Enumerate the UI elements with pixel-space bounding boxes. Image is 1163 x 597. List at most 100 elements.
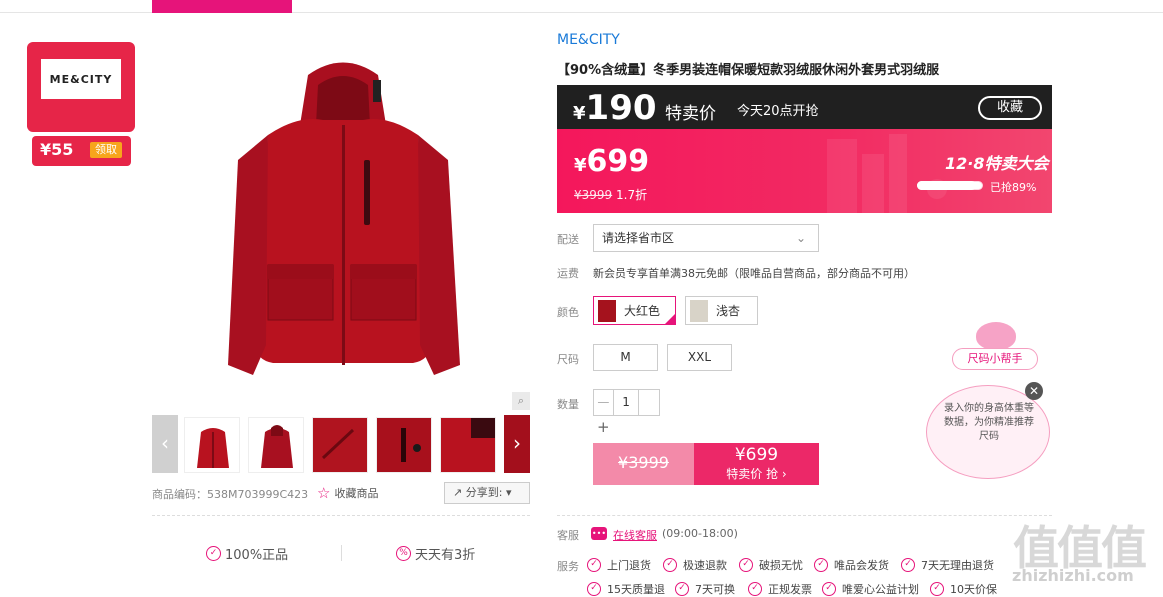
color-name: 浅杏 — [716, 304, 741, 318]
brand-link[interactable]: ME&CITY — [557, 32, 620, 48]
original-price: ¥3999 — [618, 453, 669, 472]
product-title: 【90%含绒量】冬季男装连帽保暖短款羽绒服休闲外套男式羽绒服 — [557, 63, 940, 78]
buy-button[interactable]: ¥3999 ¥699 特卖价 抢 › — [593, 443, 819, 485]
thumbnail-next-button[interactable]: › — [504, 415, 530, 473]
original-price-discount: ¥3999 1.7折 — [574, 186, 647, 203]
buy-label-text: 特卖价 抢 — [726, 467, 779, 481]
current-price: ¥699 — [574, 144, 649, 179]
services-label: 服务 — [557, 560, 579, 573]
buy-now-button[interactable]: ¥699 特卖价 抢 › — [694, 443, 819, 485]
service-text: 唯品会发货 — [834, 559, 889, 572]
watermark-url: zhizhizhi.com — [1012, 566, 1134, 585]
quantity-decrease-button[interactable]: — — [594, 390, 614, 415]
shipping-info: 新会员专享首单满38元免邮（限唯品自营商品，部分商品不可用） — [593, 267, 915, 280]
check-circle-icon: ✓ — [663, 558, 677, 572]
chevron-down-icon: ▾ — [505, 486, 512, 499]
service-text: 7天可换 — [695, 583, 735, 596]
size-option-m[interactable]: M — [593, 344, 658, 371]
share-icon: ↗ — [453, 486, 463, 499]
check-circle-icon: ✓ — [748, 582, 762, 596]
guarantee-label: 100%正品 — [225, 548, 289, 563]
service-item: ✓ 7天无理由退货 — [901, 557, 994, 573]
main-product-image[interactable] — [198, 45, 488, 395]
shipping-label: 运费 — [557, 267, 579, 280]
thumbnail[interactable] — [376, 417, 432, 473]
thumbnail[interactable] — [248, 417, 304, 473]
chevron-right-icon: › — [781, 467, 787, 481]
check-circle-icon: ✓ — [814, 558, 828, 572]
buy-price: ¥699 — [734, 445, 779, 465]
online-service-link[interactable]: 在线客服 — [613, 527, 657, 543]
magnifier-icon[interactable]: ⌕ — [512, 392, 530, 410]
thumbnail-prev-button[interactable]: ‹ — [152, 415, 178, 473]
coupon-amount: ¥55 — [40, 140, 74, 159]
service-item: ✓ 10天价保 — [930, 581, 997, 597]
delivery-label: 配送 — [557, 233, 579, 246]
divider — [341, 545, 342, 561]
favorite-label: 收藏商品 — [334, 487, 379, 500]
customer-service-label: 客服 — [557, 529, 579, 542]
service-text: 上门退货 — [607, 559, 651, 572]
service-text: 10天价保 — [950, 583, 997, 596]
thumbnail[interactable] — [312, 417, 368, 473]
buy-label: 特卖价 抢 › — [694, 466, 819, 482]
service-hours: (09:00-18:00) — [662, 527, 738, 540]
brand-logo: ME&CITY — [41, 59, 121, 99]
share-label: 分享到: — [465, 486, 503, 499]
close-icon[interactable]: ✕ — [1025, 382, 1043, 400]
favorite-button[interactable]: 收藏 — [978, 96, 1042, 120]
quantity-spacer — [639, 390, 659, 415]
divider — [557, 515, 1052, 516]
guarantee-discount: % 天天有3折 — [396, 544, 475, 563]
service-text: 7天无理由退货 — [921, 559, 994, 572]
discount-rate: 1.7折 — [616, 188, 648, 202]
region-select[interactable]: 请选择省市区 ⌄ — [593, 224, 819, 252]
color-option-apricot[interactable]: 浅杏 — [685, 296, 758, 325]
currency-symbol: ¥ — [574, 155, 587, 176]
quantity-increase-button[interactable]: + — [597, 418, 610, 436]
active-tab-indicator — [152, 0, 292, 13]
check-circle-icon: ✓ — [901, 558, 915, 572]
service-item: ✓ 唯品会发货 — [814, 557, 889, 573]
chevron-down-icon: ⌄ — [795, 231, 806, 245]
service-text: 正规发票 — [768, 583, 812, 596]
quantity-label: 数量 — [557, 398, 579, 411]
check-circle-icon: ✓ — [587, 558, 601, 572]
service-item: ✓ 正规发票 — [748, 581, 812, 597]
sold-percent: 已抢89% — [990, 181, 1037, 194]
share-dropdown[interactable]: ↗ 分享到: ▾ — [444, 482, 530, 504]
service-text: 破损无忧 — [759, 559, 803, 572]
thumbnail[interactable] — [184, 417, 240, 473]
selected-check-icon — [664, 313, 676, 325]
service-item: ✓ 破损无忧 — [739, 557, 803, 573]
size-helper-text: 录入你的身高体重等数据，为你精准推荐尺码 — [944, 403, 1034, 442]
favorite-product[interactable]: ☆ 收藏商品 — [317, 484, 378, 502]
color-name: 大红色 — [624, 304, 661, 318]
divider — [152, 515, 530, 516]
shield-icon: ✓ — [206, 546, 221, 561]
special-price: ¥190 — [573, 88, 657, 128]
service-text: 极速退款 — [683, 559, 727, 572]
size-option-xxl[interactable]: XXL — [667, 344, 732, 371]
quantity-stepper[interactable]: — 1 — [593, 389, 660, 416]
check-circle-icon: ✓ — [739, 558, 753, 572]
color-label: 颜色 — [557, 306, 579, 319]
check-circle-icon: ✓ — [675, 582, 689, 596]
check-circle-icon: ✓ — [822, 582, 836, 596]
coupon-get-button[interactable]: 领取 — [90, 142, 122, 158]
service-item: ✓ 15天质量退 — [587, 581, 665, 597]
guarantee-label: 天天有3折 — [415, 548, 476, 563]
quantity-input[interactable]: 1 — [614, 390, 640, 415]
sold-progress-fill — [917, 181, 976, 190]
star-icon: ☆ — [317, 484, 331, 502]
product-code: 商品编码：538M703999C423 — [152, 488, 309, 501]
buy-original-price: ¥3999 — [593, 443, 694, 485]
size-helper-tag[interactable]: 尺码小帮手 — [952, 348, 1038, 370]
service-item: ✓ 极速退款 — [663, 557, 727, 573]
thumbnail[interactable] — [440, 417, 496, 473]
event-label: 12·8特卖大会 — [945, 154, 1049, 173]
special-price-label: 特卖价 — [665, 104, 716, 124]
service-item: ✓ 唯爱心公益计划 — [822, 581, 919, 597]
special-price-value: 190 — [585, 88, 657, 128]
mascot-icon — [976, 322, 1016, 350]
·····
Retype all of the lines above word for word, but leave out the pictures.

Enumerate the UI elements with pixel-space bounding boxes. Image is 1163 x 597. List at most 100 elements.
color-name: 浅杏 — [716, 304, 741, 318]
brand-link[interactable]: ME&CITY — [557, 32, 620, 48]
original-price: ¥3999 — [618, 453, 669, 472]
product-title: 【90%含绒量】冬季男装连帽保暖短款羽绒服休闲外套男式羽绒服 — [557, 63, 940, 78]
buy-button[interactable]: ¥3999 ¥699 特卖价 抢 › — [593, 443, 819, 485]
thumbnail-next-button[interactable]: › — [504, 415, 530, 473]
original-price-discount: ¥3999 1.7折 — [574, 186, 647, 203]
buy-label-text: 特卖价 抢 — [726, 467, 779, 481]
current-price: ¥699 — [574, 144, 649, 179]
services-label: 服务 — [557, 560, 579, 573]
buy-now-button[interactable]: ¥699 特卖价 抢 › — [694, 443, 819, 485]
service-text: 唯品会发货 — [834, 559, 889, 572]
watermark-url: zhizhizhi.com — [1012, 566, 1134, 585]
quantity-decrease-button[interactable]: — — [594, 390, 614, 415]
shipping-info: 新会员专享首单满38元免邮（限唯品自营商品，部分商品不可用） — [593, 267, 915, 280]
check-circle-icon: ✓ — [663, 558, 677, 572]
chevron-down-icon: ▾ — [505, 486, 512, 499]
service-text: 7天可换 — [695, 583, 735, 596]
size-option-m[interactable]: M — [593, 344, 658, 371]
share-icon: ↗ — [453, 486, 463, 499]
check-circle-icon: ✓ — [748, 582, 762, 596]
guarantee-label: 100%正品 — [225, 548, 289, 563]
service-item: ✓ 7天无理由退货 — [901, 557, 994, 573]
main-product-image[interactable] — [198, 45, 488, 395]
shipping-label: 运费 — [557, 267, 579, 280]
thumbnail[interactable] — [376, 417, 432, 473]
thumbnail[interactable] — [248, 417, 304, 473]
chevron-right-icon: › — [781, 467, 787, 481]
check-circle-icon: ✓ — [814, 558, 828, 572]
buy-price: ¥699 — [734, 445, 779, 465]
online-service-link[interactable]: 在线客服 — [613, 527, 657, 543]
magnifier-icon[interactable]: ⌕ — [512, 392, 530, 410]
thumbnail-prev-button[interactable]: ‹ — [152, 415, 178, 473]
coupon-amount: ¥55 — [40, 140, 74, 159]
service-item: ✓ 10天价保 — [930, 581, 997, 597]
delivery-label: 配送 — [557, 233, 579, 246]
divider — [341, 545, 342, 561]
favorite-label: 收藏商品 — [334, 487, 379, 500]
customer-service-label: 客服 — [557, 529, 579, 542]
service-text: 上门退货 — [607, 559, 651, 572]
service-text: 10天价保 — [950, 583, 997, 596]
thumbnail[interactable] — [312, 417, 368, 473]
buy-label: 特卖价 抢 › — [694, 466, 819, 482]
service-hours: (09:00-18:00) — [662, 527, 738, 540]
brand-logo: ME&CITY — [41, 59, 121, 99]
share-label: 分享到: — [465, 486, 503, 499]
close-icon[interactable]: ✕ — [1025, 382, 1043, 400]
favorite-button[interactable]: 收藏 — [978, 96, 1042, 120]
quantity-spacer — [639, 390, 659, 415]
divider — [557, 515, 1052, 516]
guarantee-discount: % 天天有3折 — [396, 544, 475, 563]
service-text: 7天无理由退货 — [921, 559, 994, 572]
discount-rate: 1.7折 — [616, 188, 648, 202]
region-select[interactable]: 请选择省市区 ⌄ — [593, 224, 819, 252]
color-option-apricot[interactable]: 浅杏 — [685, 296, 758, 325]
currency-symbol: ¥ — [574, 155, 587, 176]
quantity-increase-button[interactable]: + — [597, 418, 610, 436]
active-tab-indicator — [152, 0, 292, 13]
check-circle-icon: ✓ — [901, 558, 915, 572]
service-item: ✓ 唯品会发货 — [814, 557, 889, 573]
chevron-down-icon: ⌄ — [795, 231, 806, 245]
service-text: 正规发票 — [768, 583, 812, 596]
quantity-label: 数量 — [557, 398, 579, 411]
check-circle-icon: ✓ — [587, 558, 601, 572]
service-item: ✓ 正规发票 — [748, 581, 812, 597]
sold-percent: 已抢89% — [990, 181, 1037, 194]
share-dropdown[interactable]: ↗ 分享到: ▾ — [444, 482, 530, 504]
service-text: 破损无忧 — [759, 559, 803, 572]
thumbnail[interactable] — [184, 417, 240, 473]
selected-check-icon — [664, 313, 676, 325]
service-item: ✓ 破损无忧 — [739, 557, 803, 573]
size-helper-text: 录入你的身高体重等数据，为你精准推荐尺码 — [944, 403, 1034, 442]
favorite-product[interactable]: ☆ 收藏商品 — [317, 484, 378, 502]
color-name: 大红色 — [624, 304, 661, 318]
divider — [152, 515, 530, 516]
shield-icon: ✓ — [206, 546, 221, 561]
special-price: ¥190 — [573, 88, 657, 128]
service-text: 极速退款 — [683, 559, 727, 572]
size-option-xxl[interactable]: XXL — [667, 344, 732, 371]
quantity-stepper[interactable]: — 1 — [593, 389, 660, 416]
check-circle-icon: ✓ — [739, 558, 753, 572]
color-label: 颜色 — [557, 306, 579, 319]
check-circle-icon: ✓ — [675, 582, 689, 596]
check-circle-icon: ✓ — [822, 582, 836, 596]
coupon-get-button[interactable]: 领取 — [90, 142, 122, 158]
service-item: ✓ 15天质量退 — [587, 581, 665, 597]
guarantee-label: 天天有3折 — [415, 548, 476, 563]
quantity-input[interactable]: 1 — [614, 390, 640, 415]
sold-progress-fill — [917, 181, 976, 190]
star-icon: ☆ — [317, 484, 331, 502]
product-code: 商品编码：538M703999C423 — [152, 488, 309, 501]
buy-original-price: ¥3999 — [593, 443, 694, 485]
size-helper-tag[interactable]: 尺码小帮手 — [952, 348, 1038, 370]
service-item: ✓ 极速退款 — [663, 557, 727, 573]
thumbnail[interactable] — [440, 417, 496, 473]
event-label: 12·8特卖大会 — [945, 154, 1049, 173]
special-price-label: 特卖价 — [665, 104, 716, 124]
service-item: ✓ 唯爱心公益计划 — [822, 581, 919, 597]
special-price-value: 190 — [585, 88, 657, 128]
mascot-icon — [976, 322, 1016, 350]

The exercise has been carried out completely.